- **Work required**
Copy out the listing that follows, exactly, without its pictures.

[Stored records]
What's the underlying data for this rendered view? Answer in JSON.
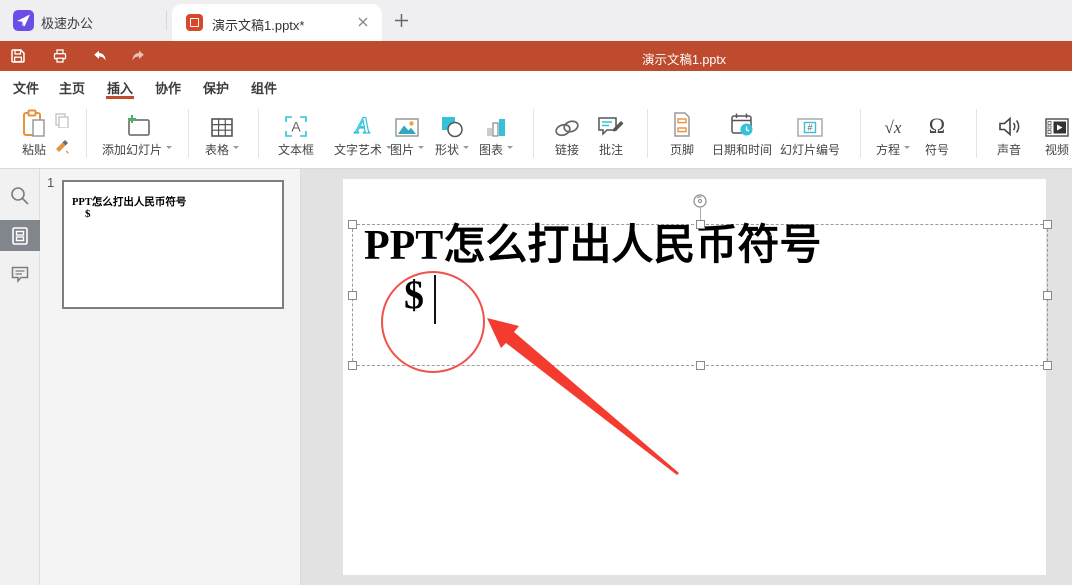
{
  "tabbar": {
    "app_name": "极速办公",
    "tab_title": "演示文稿1.pptx*"
  },
  "titlebar": {
    "document_name": "演示文稿1.pptx"
  },
  "menu": {
    "active": "插入",
    "items": [
      {
        "label": "文件"
      },
      {
        "label": "主页"
      },
      {
        "label": "插入"
      },
      {
        "label": "协作"
      },
      {
        "label": "保护"
      },
      {
        "label": "组件"
      }
    ]
  },
  "ribbon": {
    "items": [
      {
        "label": "粘贴"
      },
      {
        "label": "添加幻灯片",
        "caret": true
      },
      {
        "label": "表格",
        "caret": true
      },
      {
        "label": "文本框"
      },
      {
        "label": "文字艺术",
        "caret": true
      },
      {
        "label": "图片",
        "caret": true
      },
      {
        "label": "形状",
        "caret": true
      },
      {
        "label": "图表",
        "caret": true
      },
      {
        "label": "链接"
      },
      {
        "label": "批注"
      },
      {
        "label": "页脚"
      },
      {
        "label": "日期和时间"
      },
      {
        "label": "幻灯片编号"
      },
      {
        "label": "方程",
        "caret": true
      },
      {
        "label": "符号"
      },
      {
        "label": "声音"
      },
      {
        "label": "视频"
      }
    ],
    "icon_glyphs": {
      "textbox": "A",
      "wordart": "A",
      "equation": "√x",
      "symbol": "Ω",
      "slide_number": "#"
    }
  },
  "slides_panel": {
    "slide_number": "1"
  },
  "slide": {
    "title": "PPT怎么打出人民币符号",
    "typed_symbol": "$"
  },
  "colors": {
    "accent_red": "#BE4B2E",
    "annotation_red": "#F43B30",
    "annotation_circle_red": "#F0524B",
    "icon_teal": "#35C1D8",
    "icon_orange": "#E8923F",
    "app_purple": "#6B4EE6",
    "tab_icon_orange": "#D6492B"
  }
}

- **Solution**
What's the underlying data for this rendered view? Answer in JSON.
{
  "tabbar": {
    "app_name": "极速办公",
    "tab_title": "演示文稿1.pptx*"
  },
  "titlebar": {
    "document_name": "演示文稿1.pptx"
  },
  "menu": {
    "active": "插入",
    "items": [
      {
        "label": "文件"
      },
      {
        "label": "主页"
      },
      {
        "label": "插入"
      },
      {
        "label": "协作"
      },
      {
        "label": "保护"
      },
      {
        "label": "组件"
      }
    ]
  },
  "ribbon": {
    "items": [
      {
        "label": "粘贴"
      },
      {
        "label": "添加幻灯片",
        "caret": true
      },
      {
        "label": "表格",
        "caret": true
      },
      {
        "label": "文本框"
      },
      {
        "label": "文字艺术",
        "caret": true
      },
      {
        "label": "图片",
        "caret": true
      },
      {
        "label": "形状",
        "caret": true
      },
      {
        "label": "图表",
        "caret": true
      },
      {
        "label": "链接"
      },
      {
        "label": "批注"
      },
      {
        "label": "页脚"
      },
      {
        "label": "日期和时间"
      },
      {
        "label": "幻灯片编号"
      },
      {
        "label": "方程",
        "caret": true
      },
      {
        "label": "符号"
      },
      {
        "label": "声音"
      },
      {
        "label": "视频"
      }
    ],
    "icon_glyphs": {
      "textbox": "A",
      "wordart": "A",
      "equation": "√x",
      "symbol": "Ω",
      "slide_number": "#"
    }
  },
  "slides_panel": {
    "slide_number": "1"
  },
  "slide": {
    "title": "PPT怎么打出人民币符号",
    "typed_symbol": "$"
  },
  "colors": {
    "accent_red": "#BE4B2E",
    "annotation_red": "#F43B30",
    "annotation_circle_red": "#F0524B",
    "icon_teal": "#35C1D8",
    "icon_orange": "#E8923F",
    "app_purple": "#6B4EE6",
    "tab_icon_orange": "#D6492B"
  }
}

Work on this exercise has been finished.